[Entries taken from a collection]
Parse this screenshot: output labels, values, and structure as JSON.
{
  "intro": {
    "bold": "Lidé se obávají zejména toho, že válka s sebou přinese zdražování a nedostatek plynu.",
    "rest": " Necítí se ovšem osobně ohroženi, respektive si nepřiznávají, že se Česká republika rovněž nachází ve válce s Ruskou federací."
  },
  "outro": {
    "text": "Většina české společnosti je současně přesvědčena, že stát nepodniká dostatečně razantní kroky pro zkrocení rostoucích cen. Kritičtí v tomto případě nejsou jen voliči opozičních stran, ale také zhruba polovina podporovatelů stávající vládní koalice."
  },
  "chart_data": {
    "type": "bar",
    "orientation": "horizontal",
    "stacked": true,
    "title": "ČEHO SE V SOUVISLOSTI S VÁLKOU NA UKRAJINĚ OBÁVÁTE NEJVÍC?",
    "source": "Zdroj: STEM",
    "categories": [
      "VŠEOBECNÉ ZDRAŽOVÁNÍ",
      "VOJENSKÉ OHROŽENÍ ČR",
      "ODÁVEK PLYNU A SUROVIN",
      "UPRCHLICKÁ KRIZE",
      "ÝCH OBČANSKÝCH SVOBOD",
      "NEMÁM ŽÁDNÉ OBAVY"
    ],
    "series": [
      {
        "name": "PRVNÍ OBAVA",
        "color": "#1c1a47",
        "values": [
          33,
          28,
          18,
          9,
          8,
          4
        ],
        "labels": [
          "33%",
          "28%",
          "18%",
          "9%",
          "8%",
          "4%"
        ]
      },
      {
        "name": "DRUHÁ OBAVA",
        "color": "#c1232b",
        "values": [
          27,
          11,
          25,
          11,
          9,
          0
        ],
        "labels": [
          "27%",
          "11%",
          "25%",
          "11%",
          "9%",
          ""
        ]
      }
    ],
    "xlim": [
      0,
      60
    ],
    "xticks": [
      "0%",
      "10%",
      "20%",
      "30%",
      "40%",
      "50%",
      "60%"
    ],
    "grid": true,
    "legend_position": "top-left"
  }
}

EXERCISE AIM
Repeat every record, exactly as written.

ANSWER TO THE PROBLEM
Parse this screenshot: output labels, values, and structure as JSON.
{
  "intro": {
    "bold": "Lidé se obávají zejména toho, že válka s sebou přinese zdražování a nedostatek plynu.",
    "rest": " Necítí se ovšem osobně ohroženi, respektive si nepřiznávají, že se Česká republika rovněž nachází ve válce s Ruskou federací."
  },
  "outro": {
    "text": "Většina české společnosti je současně přesvědčena, že stát nepodniká dostatečně razantní kroky pro zkrocení rostoucích cen. Kritičtí v tomto případě nejsou jen voliči opozičních stran, ale také zhruba polovina podporovatelů stávající vládní koalice."
  },
  "chart_data": {
    "type": "bar",
    "orientation": "horizontal",
    "stacked": true,
    "title": "ČEHO SE V SOUVISLOSTI S VÁLKOU NA UKRAJINĚ OBÁVÁTE NEJVÍC?",
    "source": "Zdroj: STEM",
    "categories": [
      "VŠEOBECNÉ ZDRAŽOVÁNÍ",
      "VOJENSKÉ OHROŽENÍ ČR",
      "ODÁVEK PLYNU A SUROVIN",
      "UPRCHLICKÁ KRIZE",
      "ÝCH OBČANSKÝCH SVOBOD",
      "NEMÁM ŽÁDNÉ OBAVY"
    ],
    "series": [
      {
        "name": "PRVNÍ OBAVA",
        "color": "#1c1a47",
        "values": [
          33,
          28,
          18,
          9,
          8,
          4
        ],
        "labels": [
          "33%",
          "28%",
          "18%",
          "9%",
          "8%",
          "4%"
        ]
      },
      {
        "name": "DRUHÁ OBAVA",
        "color": "#c1232b",
        "values": [
          27,
          11,
          25,
          11,
          9,
          0
        ],
        "labels": [
          "27%",
          "11%",
          "25%",
          "11%",
          "9%",
          ""
        ]
      }
    ],
    "xlim": [
      0,
      60
    ],
    "xticks": [
      "0%",
      "10%",
      "20%",
      "30%",
      "40%",
      "50%",
      "60%"
    ],
    "grid": true,
    "legend_position": "top-left"
  }
}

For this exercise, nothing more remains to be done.